Requirements
Return all of the data exactly as written, without the pictures.

Records contained in a dataset
────

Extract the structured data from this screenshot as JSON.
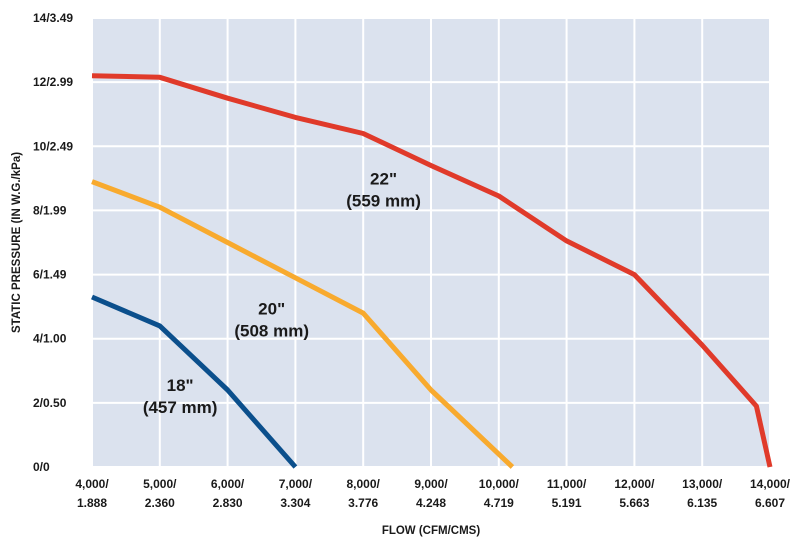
{
  "chart_data": {
    "type": "line",
    "xlabel": "FLOW (CFM/CMS)",
    "ylabel": "STATIC PRESSURE (IN W.G./kPa)",
    "xlim": [
      4000,
      14000
    ],
    "ylim": [
      0,
      14
    ],
    "grid": true,
    "background_color": "#dbe2ee",
    "x_ticks": [
      {
        "value": 4000,
        "line1": "4,000/",
        "line2": "1.888"
      },
      {
        "value": 5000,
        "line1": "5,000/",
        "line2": "2.360"
      },
      {
        "value": 6000,
        "line1": "6,000/",
        "line2": "2.830"
      },
      {
        "value": 7000,
        "line1": "7,000/",
        "line2": "3.304"
      },
      {
        "value": 8000,
        "line1": "8,000/",
        "line2": "3.776"
      },
      {
        "value": 9000,
        "line1": "9,000/",
        "line2": "4.248"
      },
      {
        "value": 10000,
        "line1": "10,000/",
        "line2": "4.719"
      },
      {
        "value": 11000,
        "line1": "11,000/",
        "line2": "5.191"
      },
      {
        "value": 12000,
        "line1": "12,000/",
        "line2": "5.663"
      },
      {
        "value": 13000,
        "line1": "13,000/",
        "line2": "6.135"
      },
      {
        "value": 14000,
        "line1": "14,000/",
        "line2": "6.607"
      }
    ],
    "y_ticks": [
      {
        "value": 0,
        "label": "0/0"
      },
      {
        "value": 2,
        "label": "2/0.50"
      },
      {
        "value": 4,
        "label": "4/1.00"
      },
      {
        "value": 6,
        "label": "6/1.49"
      },
      {
        "value": 8,
        "label": "8/1.99"
      },
      {
        "value": 10,
        "label": "10/2.49"
      },
      {
        "value": 12,
        "label": "12/2.99"
      },
      {
        "value": 14,
        "label": "14/3.49"
      }
    ],
    "series": [
      {
        "name_line1": "18\"",
        "name_line2": "(457 mm)",
        "color": "#0b4f8c",
        "label_at": {
          "x": 5300,
          "y": 2.3
        },
        "points": [
          [
            4000,
            5.3
          ],
          [
            5000,
            4.4
          ],
          [
            6000,
            2.4
          ],
          [
            7000,
            0
          ]
        ]
      },
      {
        "name_line1": "20\"",
        "name_line2": "(508 mm)",
        "color": "#f8aa2e",
        "label_at": {
          "x": 6650,
          "y": 4.7
        },
        "points": [
          [
            4000,
            8.9
          ],
          [
            5000,
            8.1
          ],
          [
            6000,
            7.0
          ],
          [
            7000,
            5.9
          ],
          [
            8000,
            4.8
          ],
          [
            9000,
            2.4
          ],
          [
            10200,
            0
          ]
        ]
      },
      {
        "name_line1": "22\"",
        "name_line2": "(559 mm)",
        "color": "#e03a2a",
        "label_at": {
          "x": 8300,
          "y": 8.75
        },
        "points": [
          [
            4000,
            12.2
          ],
          [
            5000,
            12.15
          ],
          [
            6000,
            11.5
          ],
          [
            7000,
            10.9
          ],
          [
            8000,
            10.4
          ],
          [
            9000,
            9.4
          ],
          [
            10000,
            8.45
          ],
          [
            11000,
            7.05
          ],
          [
            12000,
            6.0
          ],
          [
            13000,
            3.8
          ],
          [
            13800,
            1.9
          ],
          [
            14000,
            0
          ]
        ]
      }
    ]
  }
}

────

Solution for this task
Extract the structured data from this screenshot as JSON.
{
  "chart_data": {
    "type": "line",
    "xlabel": "FLOW (CFM/CMS)",
    "ylabel": "STATIC PRESSURE (IN W.G./kPa)",
    "xlim": [
      4000,
      14000
    ],
    "ylim": [
      0,
      14
    ],
    "grid": true,
    "background_color": "#dbe2ee",
    "x_ticks": [
      {
        "value": 4000,
        "line1": "4,000/",
        "line2": "1.888"
      },
      {
        "value": 5000,
        "line1": "5,000/",
        "line2": "2.360"
      },
      {
        "value": 6000,
        "line1": "6,000/",
        "line2": "2.830"
      },
      {
        "value": 7000,
        "line1": "7,000/",
        "line2": "3.304"
      },
      {
        "value": 8000,
        "line1": "8,000/",
        "line2": "3.776"
      },
      {
        "value": 9000,
        "line1": "9,000/",
        "line2": "4.248"
      },
      {
        "value": 10000,
        "line1": "10,000/",
        "line2": "4.719"
      },
      {
        "value": 11000,
        "line1": "11,000/",
        "line2": "5.191"
      },
      {
        "value": 12000,
        "line1": "12,000/",
        "line2": "5.663"
      },
      {
        "value": 13000,
        "line1": "13,000/",
        "line2": "6.135"
      },
      {
        "value": 14000,
        "line1": "14,000/",
        "line2": "6.607"
      }
    ],
    "y_ticks": [
      {
        "value": 0,
        "label": "0/0"
      },
      {
        "value": 2,
        "label": "2/0.50"
      },
      {
        "value": 4,
        "label": "4/1.00"
      },
      {
        "value": 6,
        "label": "6/1.49"
      },
      {
        "value": 8,
        "label": "8/1.99"
      },
      {
        "value": 10,
        "label": "10/2.49"
      },
      {
        "value": 12,
        "label": "12/2.99"
      },
      {
        "value": 14,
        "label": "14/3.49"
      }
    ],
    "series": [
      {
        "name_line1": "18\"",
        "name_line2": "(457 mm)",
        "color": "#0b4f8c",
        "label_at": {
          "x": 5300,
          "y": 2.3
        },
        "points": [
          [
            4000,
            5.3
          ],
          [
            5000,
            4.4
          ],
          [
            6000,
            2.4
          ],
          [
            7000,
            0
          ]
        ]
      },
      {
        "name_line1": "20\"",
        "name_line2": "(508 mm)",
        "color": "#f8aa2e",
        "label_at": {
          "x": 6650,
          "y": 4.7
        },
        "points": [
          [
            4000,
            8.9
          ],
          [
            5000,
            8.1
          ],
          [
            6000,
            7.0
          ],
          [
            7000,
            5.9
          ],
          [
            8000,
            4.8
          ],
          [
            9000,
            2.4
          ],
          [
            10200,
            0
          ]
        ]
      },
      {
        "name_line1": "22\"",
        "name_line2": "(559 mm)",
        "color": "#e03a2a",
        "label_at": {
          "x": 8300,
          "y": 8.75
        },
        "points": [
          [
            4000,
            12.2
          ],
          [
            5000,
            12.15
          ],
          [
            6000,
            11.5
          ],
          [
            7000,
            10.9
          ],
          [
            8000,
            10.4
          ],
          [
            9000,
            9.4
          ],
          [
            10000,
            8.45
          ],
          [
            11000,
            7.05
          ],
          [
            12000,
            6.0
          ],
          [
            13000,
            3.8
          ],
          [
            13800,
            1.9
          ],
          [
            14000,
            0
          ]
        ]
      }
    ]
  }
}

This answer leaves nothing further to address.